Work required: Filter the records for lines holding the string "Joannes".

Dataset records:
§

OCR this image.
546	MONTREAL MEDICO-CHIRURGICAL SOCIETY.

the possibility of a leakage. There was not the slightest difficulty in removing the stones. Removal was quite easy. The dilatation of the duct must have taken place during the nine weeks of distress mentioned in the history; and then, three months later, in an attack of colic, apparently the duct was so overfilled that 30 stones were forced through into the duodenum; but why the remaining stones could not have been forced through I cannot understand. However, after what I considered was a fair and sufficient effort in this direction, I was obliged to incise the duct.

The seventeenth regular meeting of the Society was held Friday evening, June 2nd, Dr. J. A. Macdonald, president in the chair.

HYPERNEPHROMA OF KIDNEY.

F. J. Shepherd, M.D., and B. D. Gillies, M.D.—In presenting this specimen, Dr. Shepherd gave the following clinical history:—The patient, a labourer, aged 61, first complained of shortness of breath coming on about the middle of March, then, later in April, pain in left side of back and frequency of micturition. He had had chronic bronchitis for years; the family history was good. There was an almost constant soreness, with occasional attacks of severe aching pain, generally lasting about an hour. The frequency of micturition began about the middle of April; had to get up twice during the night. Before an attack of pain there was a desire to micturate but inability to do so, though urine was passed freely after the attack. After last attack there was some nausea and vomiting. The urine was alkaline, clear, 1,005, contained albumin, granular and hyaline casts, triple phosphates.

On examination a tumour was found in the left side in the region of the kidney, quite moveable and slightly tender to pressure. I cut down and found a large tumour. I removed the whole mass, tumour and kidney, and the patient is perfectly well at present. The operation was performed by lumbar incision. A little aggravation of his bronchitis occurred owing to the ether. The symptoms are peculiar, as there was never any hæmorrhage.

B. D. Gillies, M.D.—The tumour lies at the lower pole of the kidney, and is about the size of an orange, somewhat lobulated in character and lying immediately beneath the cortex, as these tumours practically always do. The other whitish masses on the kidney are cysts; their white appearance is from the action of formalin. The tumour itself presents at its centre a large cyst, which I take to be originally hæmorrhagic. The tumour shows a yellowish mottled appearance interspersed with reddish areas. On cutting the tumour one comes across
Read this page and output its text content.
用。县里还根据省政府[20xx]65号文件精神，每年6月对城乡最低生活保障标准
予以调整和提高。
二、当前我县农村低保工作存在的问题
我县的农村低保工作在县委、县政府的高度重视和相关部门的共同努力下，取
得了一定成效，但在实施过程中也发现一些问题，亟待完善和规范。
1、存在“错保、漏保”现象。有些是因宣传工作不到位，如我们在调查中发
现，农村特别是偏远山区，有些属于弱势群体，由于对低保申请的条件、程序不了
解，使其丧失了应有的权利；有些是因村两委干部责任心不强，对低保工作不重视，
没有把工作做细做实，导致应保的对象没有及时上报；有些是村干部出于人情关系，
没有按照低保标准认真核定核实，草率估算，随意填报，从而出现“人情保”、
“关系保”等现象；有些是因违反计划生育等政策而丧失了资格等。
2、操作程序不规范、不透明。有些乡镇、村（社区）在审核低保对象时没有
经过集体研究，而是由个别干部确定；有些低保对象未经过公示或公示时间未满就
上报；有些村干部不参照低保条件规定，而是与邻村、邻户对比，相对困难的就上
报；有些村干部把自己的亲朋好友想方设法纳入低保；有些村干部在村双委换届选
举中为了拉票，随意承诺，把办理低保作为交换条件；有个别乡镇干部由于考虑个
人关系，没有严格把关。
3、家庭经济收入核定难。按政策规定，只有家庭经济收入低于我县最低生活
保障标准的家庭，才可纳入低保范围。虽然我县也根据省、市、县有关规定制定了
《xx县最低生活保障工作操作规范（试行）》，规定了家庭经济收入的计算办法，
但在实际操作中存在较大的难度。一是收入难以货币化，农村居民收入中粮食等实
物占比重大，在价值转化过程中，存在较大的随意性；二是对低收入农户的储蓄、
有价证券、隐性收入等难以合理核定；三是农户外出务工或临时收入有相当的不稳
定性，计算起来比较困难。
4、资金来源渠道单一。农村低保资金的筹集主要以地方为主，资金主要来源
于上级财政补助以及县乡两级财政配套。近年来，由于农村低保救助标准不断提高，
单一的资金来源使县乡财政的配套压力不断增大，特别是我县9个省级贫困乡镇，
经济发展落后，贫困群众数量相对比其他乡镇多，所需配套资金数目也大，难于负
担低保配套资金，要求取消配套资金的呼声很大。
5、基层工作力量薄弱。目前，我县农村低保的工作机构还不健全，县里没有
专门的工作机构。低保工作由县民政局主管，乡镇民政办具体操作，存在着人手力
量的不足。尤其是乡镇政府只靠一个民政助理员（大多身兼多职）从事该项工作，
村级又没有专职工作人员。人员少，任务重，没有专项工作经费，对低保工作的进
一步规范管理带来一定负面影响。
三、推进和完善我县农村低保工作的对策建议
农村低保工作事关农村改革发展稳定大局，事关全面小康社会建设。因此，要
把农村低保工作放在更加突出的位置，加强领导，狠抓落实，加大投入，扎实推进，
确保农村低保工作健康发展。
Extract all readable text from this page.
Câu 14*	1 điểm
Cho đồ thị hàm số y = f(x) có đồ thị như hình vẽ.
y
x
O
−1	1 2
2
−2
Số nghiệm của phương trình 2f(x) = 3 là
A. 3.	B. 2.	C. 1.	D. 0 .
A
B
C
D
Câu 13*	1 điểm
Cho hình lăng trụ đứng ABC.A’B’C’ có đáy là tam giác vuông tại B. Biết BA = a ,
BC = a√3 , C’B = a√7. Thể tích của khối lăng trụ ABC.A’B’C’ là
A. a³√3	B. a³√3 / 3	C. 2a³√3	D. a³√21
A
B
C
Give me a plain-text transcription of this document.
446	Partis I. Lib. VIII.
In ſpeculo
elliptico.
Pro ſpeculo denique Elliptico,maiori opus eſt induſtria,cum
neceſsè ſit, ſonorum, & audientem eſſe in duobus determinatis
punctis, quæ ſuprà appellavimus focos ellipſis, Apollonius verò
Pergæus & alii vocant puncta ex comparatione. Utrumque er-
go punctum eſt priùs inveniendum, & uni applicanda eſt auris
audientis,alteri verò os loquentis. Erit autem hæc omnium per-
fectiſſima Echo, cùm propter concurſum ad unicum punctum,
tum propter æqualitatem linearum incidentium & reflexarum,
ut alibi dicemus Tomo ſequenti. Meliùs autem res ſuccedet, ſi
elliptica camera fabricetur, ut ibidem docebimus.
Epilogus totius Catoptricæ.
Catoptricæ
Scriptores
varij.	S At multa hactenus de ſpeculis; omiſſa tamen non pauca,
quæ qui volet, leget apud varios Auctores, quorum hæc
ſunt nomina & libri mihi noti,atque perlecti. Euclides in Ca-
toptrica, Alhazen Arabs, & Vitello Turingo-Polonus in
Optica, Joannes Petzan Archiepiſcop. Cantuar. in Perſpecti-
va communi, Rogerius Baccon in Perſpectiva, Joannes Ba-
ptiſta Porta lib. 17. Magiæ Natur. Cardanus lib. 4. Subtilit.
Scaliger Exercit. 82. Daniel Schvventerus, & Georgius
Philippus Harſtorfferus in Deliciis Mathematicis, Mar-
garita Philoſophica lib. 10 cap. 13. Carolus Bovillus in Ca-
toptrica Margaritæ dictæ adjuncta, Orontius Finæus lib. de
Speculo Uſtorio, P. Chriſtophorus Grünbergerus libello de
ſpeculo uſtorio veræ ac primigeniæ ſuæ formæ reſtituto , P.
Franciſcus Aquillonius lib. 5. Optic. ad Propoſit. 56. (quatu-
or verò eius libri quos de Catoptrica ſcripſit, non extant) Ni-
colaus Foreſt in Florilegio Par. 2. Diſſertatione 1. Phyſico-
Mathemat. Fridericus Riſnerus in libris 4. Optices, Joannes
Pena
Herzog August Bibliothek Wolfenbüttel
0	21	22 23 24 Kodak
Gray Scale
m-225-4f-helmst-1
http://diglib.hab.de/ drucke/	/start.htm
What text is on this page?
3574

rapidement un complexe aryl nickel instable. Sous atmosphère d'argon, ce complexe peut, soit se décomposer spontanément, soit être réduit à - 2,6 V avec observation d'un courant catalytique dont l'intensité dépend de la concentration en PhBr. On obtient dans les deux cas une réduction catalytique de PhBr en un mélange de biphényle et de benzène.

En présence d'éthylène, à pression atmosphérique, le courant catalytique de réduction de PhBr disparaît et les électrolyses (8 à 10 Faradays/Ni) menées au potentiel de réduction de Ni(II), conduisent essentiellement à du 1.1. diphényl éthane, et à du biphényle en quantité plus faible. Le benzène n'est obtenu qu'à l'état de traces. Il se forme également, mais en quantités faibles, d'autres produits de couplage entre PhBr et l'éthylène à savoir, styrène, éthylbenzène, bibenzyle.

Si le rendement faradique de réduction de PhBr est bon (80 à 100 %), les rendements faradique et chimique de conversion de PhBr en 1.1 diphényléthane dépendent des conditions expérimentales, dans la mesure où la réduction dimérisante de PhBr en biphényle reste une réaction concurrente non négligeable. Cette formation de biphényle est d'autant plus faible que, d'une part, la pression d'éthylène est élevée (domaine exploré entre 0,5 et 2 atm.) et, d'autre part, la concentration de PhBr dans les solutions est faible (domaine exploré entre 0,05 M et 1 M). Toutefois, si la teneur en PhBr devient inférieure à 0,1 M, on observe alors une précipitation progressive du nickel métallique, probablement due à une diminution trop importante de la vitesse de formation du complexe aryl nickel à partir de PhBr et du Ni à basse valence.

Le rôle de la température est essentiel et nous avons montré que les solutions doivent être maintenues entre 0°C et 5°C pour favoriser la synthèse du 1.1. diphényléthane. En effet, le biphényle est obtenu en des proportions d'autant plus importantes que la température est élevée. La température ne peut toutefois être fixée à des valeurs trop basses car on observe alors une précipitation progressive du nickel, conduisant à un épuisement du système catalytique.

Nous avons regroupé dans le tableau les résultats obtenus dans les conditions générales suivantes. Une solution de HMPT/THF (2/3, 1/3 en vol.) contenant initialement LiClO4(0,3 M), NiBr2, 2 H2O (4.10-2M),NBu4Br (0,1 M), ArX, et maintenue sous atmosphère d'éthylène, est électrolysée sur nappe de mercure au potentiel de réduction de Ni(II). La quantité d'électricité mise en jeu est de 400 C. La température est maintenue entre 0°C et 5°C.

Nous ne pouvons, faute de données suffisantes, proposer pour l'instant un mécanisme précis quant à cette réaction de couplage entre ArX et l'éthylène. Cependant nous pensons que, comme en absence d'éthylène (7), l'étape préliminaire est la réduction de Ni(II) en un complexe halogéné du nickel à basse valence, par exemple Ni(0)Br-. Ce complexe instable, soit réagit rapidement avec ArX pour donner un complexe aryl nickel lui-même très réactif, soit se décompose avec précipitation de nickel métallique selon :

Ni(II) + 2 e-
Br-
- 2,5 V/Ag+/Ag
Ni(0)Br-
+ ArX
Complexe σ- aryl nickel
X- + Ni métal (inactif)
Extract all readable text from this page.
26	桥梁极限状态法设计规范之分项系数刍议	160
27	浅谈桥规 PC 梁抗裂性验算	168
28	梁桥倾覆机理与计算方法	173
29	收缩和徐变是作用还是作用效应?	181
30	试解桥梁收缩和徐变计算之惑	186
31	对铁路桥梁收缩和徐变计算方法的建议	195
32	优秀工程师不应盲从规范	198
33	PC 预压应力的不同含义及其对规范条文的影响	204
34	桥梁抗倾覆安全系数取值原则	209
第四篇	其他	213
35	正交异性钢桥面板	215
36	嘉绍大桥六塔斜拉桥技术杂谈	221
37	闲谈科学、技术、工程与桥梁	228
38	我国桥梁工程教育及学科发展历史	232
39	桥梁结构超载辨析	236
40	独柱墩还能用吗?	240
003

§

Written response:
Optica, Joannes Petzan Archiepiſcop. Cantuar. in Perſpecti-
va communi, Rogerius Baccon in Perſpectiva, Joannes Ba-
Mathemat. Fridericus Riſnerus in libris 4. Optices, Joannes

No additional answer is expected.